+++ Provided data

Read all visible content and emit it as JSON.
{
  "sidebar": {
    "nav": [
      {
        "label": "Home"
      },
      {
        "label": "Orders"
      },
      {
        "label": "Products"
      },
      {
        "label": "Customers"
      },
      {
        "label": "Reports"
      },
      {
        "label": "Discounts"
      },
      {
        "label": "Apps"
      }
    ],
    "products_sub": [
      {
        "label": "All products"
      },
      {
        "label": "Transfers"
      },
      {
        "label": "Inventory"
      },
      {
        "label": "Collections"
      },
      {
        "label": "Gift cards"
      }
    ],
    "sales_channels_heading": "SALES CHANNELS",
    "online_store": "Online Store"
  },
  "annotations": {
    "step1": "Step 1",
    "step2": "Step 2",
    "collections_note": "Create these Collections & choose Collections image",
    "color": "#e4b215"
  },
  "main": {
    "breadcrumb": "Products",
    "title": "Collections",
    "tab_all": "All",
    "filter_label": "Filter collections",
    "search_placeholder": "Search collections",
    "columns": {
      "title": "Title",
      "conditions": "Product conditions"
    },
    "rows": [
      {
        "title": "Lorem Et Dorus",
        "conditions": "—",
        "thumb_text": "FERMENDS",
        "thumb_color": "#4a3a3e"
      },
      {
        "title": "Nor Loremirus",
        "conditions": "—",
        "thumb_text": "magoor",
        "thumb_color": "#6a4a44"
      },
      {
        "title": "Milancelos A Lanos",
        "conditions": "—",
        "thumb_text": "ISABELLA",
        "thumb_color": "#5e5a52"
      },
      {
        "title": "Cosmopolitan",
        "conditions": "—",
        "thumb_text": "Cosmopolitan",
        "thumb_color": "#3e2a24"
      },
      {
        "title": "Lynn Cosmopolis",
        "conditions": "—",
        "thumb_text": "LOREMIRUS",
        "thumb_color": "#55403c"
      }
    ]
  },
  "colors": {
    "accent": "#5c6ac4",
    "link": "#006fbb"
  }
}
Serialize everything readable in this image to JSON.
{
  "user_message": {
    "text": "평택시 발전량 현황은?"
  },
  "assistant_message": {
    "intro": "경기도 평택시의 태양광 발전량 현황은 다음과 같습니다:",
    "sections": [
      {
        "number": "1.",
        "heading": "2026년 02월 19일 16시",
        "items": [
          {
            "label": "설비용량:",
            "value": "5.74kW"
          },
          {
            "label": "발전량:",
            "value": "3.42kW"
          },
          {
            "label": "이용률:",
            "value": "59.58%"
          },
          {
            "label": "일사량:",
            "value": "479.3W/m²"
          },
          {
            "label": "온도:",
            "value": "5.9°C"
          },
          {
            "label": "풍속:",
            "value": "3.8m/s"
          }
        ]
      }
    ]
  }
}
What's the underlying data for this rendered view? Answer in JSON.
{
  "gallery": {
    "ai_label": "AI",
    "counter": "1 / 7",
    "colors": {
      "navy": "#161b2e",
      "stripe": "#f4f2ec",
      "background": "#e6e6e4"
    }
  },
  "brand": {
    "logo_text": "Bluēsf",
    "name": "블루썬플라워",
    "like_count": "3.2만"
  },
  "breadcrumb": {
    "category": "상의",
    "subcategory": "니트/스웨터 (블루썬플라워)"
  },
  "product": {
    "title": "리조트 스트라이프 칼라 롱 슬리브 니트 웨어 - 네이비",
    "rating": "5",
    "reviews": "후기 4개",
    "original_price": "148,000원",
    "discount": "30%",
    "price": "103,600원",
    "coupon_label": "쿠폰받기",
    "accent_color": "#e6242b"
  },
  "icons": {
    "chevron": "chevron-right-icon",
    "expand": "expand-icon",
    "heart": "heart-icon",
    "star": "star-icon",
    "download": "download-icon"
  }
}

++++++

Written instruction: Give the records above again, word for word.

Task solution:
Read all visible content and emit it as JSON.
{
  "sidebar": {
    "nav": [
      {
        "label": "Home"
      },
      {
        "label": "Orders"
      },
      {
        "label": "Products"
      },
      {
        "label": "Customers"
      },
      {
        "label": "Reports"
      },
      {
        "label": "Discounts"
      },
      {
        "label": "Apps"
      }
    ],
    "products_sub": [
      {
        "label": "All products"
      },
      {
        "label": "Transfers"
      },
      {
        "label": "Inventory"
      },
      {
        "label": "Collections"
      },
      {
        "label": "Gift cards"
      }
    ],
    "sales_channels_heading": "SALES CHANNELS",
    "online_store": "Online Store"
  },
  "annotations": {
    "step1": "Step 1",
    "step2": "Step 2",
    "collections_note": "Create these Collections & choose Collections image",
    "color": "#e4b215"
  },
  "main": {
    "breadcrumb": "Products",
    "title": "Collections",
    "tab_all": "All",
    "filter_label": "Filter collections",
    "search_placeholder": "Search collections",
    "columns": {
      "title": "Title",
      "conditions": "Product conditions"
    },
    "rows": [
      {
        "title": "Lorem Et Dorus",
        "conditions": "—",
        "thumb_text": "FERMENDS",
        "thumb_color": "#4a3a3e"
      },
      {
        "title": "Nor Loremirus",
        "conditions": "—",
        "thumb_text": "magoor",
        "thumb_color": "#6a4a44"
      },
      {
        "title": "Milancelos A Lanos",
        "conditions": "—",
        "thumb_text": "ISABELLA",
        "thumb_color": "#5e5a52"
      },
      {
        "title": "Cosmopolitan",
        "conditions": "—",
        "thumb_text": "Cosmopolitan",
        "thumb_color": "#3e2a24"
      },
      {
        "title": "Lynn Cosmopolis",
        "conditions": "—",
        "thumb_text": "LOREMIRUS",
        "thumb_color": "#55403c"
      }
    ]
  },
  "colors": {
    "accent": "#5c6ac4",
    "link": "#006fbb"
  }
}
Serialize everything readable in this image to JSON.
{
  "user_message": {
    "text": "평택시 발전량 현황은?"
  },
  "assistant_message": {
    "intro": "경기도 평택시의 태양광 발전량 현황은 다음과 같습니다:",
    "sections": [
      {
        "number": "1.",
        "heading": "2026년 02월 19일 16시",
        "items": [
          {
            "label": "설비용량:",
            "value": "5.74kW"
          },
          {
            "label": "발전량:",
            "value": "3.42kW"
          },
          {
            "label": "이용률:",
            "value": "59.58%"
          },
          {
            "label": "일사량:",
            "value": "479.3W/m²"
          },
          {
            "label": "온도:",
            "value": "5.9°C"
          },
          {
            "label": "풍속:",
            "value": "3.8m/s"
          }
        ]
      }
    ]
  }
}
What's the underlying data for this rendered view? Answer in JSON.
{
  "gallery": {
    "ai_label": "AI",
    "counter": "1 / 7",
    "colors": {
      "navy": "#161b2e",
      "stripe": "#f4f2ec",
      "background": "#e6e6e4"
    }
  },
  "brand": {
    "logo_text": "Bluēsf",
    "name": "블루썬플라워",
    "like_count": "3.2만"
  },
  "breadcrumb": {
    "category": "상의",
    "subcategory": "니트/스웨터 (블루썬플라워)"
  },
  "product": {
    "title": "리조트 스트라이프 칼라 롱 슬리브 니트 웨어 - 네이비",
    "rating": "5",
    "reviews": "후기 4개",
    "original_price": "148,000원",
    "discount": "30%",
    "price": "103,600원",
    "coupon_label": "쿠폰받기",
    "accent_color": "#e6242b"
  },
  "icons": {
    "chevron": "chevron-right-icon",
    "expand": "expand-icon",
    "heart": "heart-icon",
    "star": "star-icon",
    "download": "download-icon"
  }
}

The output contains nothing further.